» Exercise text
━━━

Given that there I have a list of lists, List, in which all lists contain 0 or more items, likely, but not necessarily all the same number. And I would like tho have a list containing all the items in the Lists... but I want the order to be as follows: first the first items off all the lists, in order that they appear in the 'super-list'.<List<T>>
Ex.
List[0] = { 'Apple', 'Blueberry', 'Cranberry' }
List[1] = { 'Anteater', 'Baboon', 'Camel', 'Dodo'}
List[2] = { 'Albatross', 'Blackbird', 'Chicken'}
result = { 'Apple', 'Anteater', 'Albatross', 'Blueberry', 'Baboon',
'Blackbird', 'Cranberry', 'Camel', 'Chicken', 'Dodo' }
(note that this is NOT alphabetical order, Blueberry comes before Baboon)
Ofcourse, i could just loop through the 'superlist' with a counter, adding items to the resultslist one by one, as long as there is a list that isn't empty:
int i = 0;
bool done = false;
while (!done)
{
bool found = false;
foreach (list l in superlist)
{
if (l.Count() > i)
{
found = true;
result.Add(l[i]);
}
}
i++;
if (!found)

━━━

» Source data
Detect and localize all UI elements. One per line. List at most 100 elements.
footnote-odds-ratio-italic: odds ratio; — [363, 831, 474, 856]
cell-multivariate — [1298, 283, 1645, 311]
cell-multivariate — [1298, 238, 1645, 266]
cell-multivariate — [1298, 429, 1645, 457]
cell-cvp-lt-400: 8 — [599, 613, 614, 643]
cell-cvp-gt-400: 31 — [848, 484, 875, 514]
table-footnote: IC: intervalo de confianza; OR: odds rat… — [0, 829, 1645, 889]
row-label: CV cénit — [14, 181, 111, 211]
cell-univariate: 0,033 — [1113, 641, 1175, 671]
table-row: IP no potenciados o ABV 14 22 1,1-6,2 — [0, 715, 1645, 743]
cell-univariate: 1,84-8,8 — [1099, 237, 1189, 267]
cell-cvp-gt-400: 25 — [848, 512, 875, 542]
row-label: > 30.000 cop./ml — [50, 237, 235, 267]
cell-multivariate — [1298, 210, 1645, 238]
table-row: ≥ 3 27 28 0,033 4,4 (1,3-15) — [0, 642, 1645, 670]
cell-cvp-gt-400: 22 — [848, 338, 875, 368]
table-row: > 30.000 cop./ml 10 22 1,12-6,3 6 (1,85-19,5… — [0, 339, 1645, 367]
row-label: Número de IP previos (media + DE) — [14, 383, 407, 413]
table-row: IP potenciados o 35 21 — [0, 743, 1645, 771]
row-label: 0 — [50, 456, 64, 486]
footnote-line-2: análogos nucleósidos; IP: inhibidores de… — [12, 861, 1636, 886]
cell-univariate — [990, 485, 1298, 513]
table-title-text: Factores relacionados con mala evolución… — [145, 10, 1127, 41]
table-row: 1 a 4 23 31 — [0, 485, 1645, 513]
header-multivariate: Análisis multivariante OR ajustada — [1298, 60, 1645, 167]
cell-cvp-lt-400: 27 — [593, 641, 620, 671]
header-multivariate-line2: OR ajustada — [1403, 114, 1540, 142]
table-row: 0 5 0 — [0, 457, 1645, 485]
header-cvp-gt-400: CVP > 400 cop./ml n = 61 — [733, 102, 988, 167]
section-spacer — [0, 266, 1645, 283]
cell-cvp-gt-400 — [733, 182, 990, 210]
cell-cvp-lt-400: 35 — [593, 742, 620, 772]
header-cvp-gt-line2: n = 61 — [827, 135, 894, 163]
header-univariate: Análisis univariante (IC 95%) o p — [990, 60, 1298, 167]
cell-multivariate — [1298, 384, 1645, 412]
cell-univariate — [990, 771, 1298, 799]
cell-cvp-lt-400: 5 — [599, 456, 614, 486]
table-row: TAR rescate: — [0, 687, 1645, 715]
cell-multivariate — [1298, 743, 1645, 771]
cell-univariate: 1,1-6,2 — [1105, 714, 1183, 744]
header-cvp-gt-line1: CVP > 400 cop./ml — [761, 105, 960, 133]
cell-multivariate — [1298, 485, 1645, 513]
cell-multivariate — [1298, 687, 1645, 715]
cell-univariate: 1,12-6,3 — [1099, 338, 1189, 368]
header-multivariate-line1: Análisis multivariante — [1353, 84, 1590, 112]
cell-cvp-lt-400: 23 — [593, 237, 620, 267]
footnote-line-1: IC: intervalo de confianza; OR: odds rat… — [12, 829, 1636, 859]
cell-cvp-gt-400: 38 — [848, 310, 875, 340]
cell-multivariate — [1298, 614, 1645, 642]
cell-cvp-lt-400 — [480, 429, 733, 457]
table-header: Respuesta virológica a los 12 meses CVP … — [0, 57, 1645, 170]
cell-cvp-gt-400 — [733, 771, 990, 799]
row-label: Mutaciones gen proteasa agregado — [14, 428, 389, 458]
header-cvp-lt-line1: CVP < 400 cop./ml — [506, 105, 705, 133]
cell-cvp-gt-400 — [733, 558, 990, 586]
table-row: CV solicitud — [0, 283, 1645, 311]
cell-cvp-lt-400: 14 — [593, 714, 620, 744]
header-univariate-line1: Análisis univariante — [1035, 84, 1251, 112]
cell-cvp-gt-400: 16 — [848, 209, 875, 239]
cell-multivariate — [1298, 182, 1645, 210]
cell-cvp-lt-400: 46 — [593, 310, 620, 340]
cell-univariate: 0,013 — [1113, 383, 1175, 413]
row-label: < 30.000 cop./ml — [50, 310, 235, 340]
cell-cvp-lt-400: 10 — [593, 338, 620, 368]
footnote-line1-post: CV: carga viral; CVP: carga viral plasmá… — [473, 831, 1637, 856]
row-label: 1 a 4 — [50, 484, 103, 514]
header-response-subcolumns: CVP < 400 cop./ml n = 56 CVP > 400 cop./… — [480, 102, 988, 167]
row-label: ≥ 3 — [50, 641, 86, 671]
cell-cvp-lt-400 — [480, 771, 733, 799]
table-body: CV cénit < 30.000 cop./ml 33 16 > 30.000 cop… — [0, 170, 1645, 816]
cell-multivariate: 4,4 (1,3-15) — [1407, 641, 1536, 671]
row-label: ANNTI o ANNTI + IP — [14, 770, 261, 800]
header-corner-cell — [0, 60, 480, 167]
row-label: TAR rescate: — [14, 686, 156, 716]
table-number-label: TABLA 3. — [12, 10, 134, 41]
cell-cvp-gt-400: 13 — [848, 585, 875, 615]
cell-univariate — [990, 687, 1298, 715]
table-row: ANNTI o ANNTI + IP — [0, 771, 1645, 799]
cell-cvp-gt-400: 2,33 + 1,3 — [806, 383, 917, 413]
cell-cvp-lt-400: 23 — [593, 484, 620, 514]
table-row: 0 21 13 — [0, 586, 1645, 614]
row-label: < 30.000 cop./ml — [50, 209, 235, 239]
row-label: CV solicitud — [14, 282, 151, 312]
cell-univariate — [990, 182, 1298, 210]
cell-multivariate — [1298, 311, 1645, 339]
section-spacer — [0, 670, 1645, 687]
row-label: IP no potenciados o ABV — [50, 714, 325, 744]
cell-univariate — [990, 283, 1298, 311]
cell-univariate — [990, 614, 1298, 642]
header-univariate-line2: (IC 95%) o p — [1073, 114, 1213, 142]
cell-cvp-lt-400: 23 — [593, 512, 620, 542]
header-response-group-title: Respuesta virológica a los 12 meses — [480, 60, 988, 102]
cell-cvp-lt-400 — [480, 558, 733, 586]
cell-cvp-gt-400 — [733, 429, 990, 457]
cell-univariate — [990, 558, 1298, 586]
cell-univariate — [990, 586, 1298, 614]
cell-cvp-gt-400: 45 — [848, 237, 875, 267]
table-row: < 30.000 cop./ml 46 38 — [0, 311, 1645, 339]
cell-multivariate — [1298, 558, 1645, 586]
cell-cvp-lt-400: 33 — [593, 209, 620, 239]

━━━

In the question about merging lists, why does the author say the example result is not in alphabetical order? Answer in one to three sentences. Rely only on the text for this work.

» Written solution
In the result, Blueberry comes before Baboon, which would not happen alphabetically. The order comes from position: the first items of all the lists in the order they appear in the super-list, followed by the later items.